(Extracted records)
· · · ·

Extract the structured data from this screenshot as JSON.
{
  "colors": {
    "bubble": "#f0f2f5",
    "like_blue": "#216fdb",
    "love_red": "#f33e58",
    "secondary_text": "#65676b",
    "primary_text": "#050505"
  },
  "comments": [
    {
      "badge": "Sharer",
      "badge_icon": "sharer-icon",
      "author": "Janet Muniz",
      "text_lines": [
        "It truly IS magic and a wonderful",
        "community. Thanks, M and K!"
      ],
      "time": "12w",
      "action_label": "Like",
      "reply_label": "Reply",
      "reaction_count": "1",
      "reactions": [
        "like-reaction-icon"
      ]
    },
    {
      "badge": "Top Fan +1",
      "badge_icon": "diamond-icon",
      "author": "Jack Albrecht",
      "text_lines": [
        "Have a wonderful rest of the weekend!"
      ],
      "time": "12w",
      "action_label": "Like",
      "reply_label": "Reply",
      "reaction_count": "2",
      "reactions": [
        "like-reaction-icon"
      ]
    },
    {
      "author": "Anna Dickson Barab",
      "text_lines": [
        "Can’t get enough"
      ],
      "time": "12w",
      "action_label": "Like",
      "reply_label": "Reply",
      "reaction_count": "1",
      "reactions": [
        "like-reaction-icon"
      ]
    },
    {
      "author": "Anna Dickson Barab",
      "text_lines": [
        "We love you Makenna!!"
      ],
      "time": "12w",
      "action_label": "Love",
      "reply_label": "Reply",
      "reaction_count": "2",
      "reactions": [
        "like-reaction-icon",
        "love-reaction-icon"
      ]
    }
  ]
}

· · · ·

▶ **GOAL**
Each line of the listing above should be output exactly.

▶ **SOLUTION TO THIS EXERCISE**
Extract the structured data from this screenshot as JSON.
{
  "colors": {
    "bubble": "#f0f2f5",
    "like_blue": "#216fdb",
    "love_red": "#f33e58",
    "secondary_text": "#65676b",
    "primary_text": "#050505"
  },
  "comments": [
    {
      "badge": "Sharer",
      "badge_icon": "sharer-icon",
      "author": "Janet Muniz",
      "text_lines": [
        "It truly IS magic and a wonderful",
        "community. Thanks, M and K!"
      ],
      "time": "12w",
      "action_label": "Like",
      "reply_label": "Reply",
      "reaction_count": "1",
      "reactions": [
        "like-reaction-icon"
      ]
    },
    {
      "badge": "Top Fan +1",
      "badge_icon": "diamond-icon",
      "author": "Jack Albrecht",
      "text_lines": [
        "Have a wonderful rest of the weekend!"
      ],
      "time": "12w",
      "action_label": "Like",
      "reply_label": "Reply",
      "reaction_count": "2",
      "reactions": [
        "like-reaction-icon"
      ]
    },
    {
      "author": "Anna Dickson Barab",
      "text_lines": [
        "Can’t get enough"
      ],
      "time": "12w",
      "action_label": "Like",
      "reply_label": "Reply",
      "reaction_count": "1",
      "reactions": [
        "like-reaction-icon"
      ]
    },
    {
      "author": "Anna Dickson Barab",
      "text_lines": [
        "We love you Makenna!!"
      ],
      "time": "12w",
      "action_label": "Love",
      "reply_label": "Reply",
      "reaction_count": "2",
      "reactions": [
        "like-reaction-icon",
        "love-reaction-icon"
      ]
    }
  ]
}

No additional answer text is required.